INPUT MATERIAL:
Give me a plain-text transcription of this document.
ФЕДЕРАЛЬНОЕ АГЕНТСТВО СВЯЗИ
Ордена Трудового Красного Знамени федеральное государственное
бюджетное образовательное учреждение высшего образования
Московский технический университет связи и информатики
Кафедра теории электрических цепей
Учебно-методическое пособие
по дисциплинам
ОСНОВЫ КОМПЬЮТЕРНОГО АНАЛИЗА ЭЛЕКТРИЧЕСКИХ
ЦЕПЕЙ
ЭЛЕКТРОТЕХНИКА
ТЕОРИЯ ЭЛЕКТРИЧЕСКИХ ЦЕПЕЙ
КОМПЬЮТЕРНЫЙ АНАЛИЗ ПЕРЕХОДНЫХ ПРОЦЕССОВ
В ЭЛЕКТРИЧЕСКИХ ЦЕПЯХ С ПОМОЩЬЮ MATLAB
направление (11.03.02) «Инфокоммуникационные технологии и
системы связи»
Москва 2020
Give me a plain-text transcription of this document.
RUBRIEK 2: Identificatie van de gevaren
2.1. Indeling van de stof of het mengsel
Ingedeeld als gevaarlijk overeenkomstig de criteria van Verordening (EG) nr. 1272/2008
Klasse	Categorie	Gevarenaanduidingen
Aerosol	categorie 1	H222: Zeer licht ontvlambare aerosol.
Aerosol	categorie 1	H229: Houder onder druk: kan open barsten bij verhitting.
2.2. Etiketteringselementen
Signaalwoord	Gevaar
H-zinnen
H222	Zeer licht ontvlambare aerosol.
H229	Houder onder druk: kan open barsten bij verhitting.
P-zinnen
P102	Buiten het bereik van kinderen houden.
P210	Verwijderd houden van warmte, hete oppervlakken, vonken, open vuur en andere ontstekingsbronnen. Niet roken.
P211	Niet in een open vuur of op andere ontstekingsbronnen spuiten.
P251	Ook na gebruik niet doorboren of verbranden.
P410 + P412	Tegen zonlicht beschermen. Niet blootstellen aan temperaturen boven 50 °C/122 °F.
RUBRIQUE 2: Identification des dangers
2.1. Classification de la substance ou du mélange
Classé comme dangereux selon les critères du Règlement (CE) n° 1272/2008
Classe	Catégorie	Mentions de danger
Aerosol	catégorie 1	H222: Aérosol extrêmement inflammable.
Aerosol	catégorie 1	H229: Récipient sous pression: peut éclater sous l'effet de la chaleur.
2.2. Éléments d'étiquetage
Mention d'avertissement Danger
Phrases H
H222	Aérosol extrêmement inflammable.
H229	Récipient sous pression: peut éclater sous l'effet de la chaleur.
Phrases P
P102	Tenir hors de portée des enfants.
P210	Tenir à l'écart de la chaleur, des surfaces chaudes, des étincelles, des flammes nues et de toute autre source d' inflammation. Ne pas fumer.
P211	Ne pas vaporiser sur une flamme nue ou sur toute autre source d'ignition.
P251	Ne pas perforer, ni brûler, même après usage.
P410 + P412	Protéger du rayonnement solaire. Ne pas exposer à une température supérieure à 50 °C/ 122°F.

SHORT PROBLEM:
Faithfully transcribe the whole of the data.

RESULT:
Give me a plain-text transcription of this document.
ФЕДЕРАЛЬНОЕ АГЕНТСТВО СВЯЗИ
Ордена Трудового Красного Знамени федеральное государственное
бюджетное образовательное учреждение высшего образования
Московский технический университет связи и информатики
Кафедра теории электрических цепей
Учебно-методическое пособие
по дисциплинам
ОСНОВЫ КОМПЬЮТЕРНОГО АНАЛИЗА ЭЛЕКТРИЧЕСКИХ
ЦЕПЕЙ
ЭЛЕКТРОТЕХНИКА
ТЕОРИЯ ЭЛЕКТРИЧЕСКИХ ЦЕПЕЙ
КОМПЬЮТЕРНЫЙ АНАЛИЗ ПЕРЕХОДНЫХ ПРОЦЕССОВ
В ЭЛЕКТРИЧЕСКИХ ЦЕПЯХ С ПОМОЩЬЮ MATLAB
направление (11.03.02) «Инфокоммуникационные технологии и
системы связи»
Москва 2020
Give me a plain-text transcription of this document.
RUBRIEK 2: Identificatie van de gevaren
2.1. Indeling van de stof of het mengsel
Ingedeeld als gevaarlijk overeenkomstig de criteria van Verordening (EG) nr. 1272/2008
Klasse	Categorie	Gevarenaanduidingen
Aerosol	categorie 1	H222: Zeer licht ontvlambare aerosol.
Aerosol	categorie 1	H229: Houder onder druk: kan open barsten bij verhitting.
2.2. Etiketteringselementen
Signaalwoord	Gevaar
H-zinnen
H222	Zeer licht ontvlambare aerosol.
H229	Houder onder druk: kan open barsten bij verhitting.
P-zinnen
P102	Buiten het bereik van kinderen houden.
P210	Verwijderd houden van warmte, hete oppervlakken, vonken, open vuur en andere ontstekingsbronnen. Niet roken.
P211	Niet in een open vuur of op andere ontstekingsbronnen spuiten.
P251	Ook na gebruik niet doorboren of verbranden.
P410 + P412	Tegen zonlicht beschermen. Niet blootstellen aan temperaturen boven 50 °C/122 °F.
RUBRIQUE 2: Identification des dangers
2.1. Classification de la substance ou du mélange
Classé comme dangereux selon les critères du Règlement (CE) n° 1272/2008
Classe	Catégorie	Mentions de danger
Aerosol	catégorie 1	H222: Aérosol extrêmement inflammable.
Aerosol	catégorie 1	H229: Récipient sous pression: peut éclater sous l'effet de la chaleur.
2.2. Éléments d'étiquetage
Mention d'avertissement Danger
Phrases H
H222	Aérosol extrêmement inflammable.
H229	Récipient sous pression: peut éclater sous l'effet de la chaleur.
Phrases P
P102	Tenir hors de portée des enfants.
P210	Tenir à l'écart de la chaleur, des surfaces chaudes, des étincelles, des flammes nues et de toute autre source d' inflammation. Ne pas fumer.
P211	Ne pas vaporiser sur une flamme nue ou sur toute autre source d'ignition.
P251	Ne pas perforer, ni brûler, même après usage.
P410 + P412	Protéger du rayonnement solaire. Ne pas exposer à une température supérieure à 50 °C/ 122°F.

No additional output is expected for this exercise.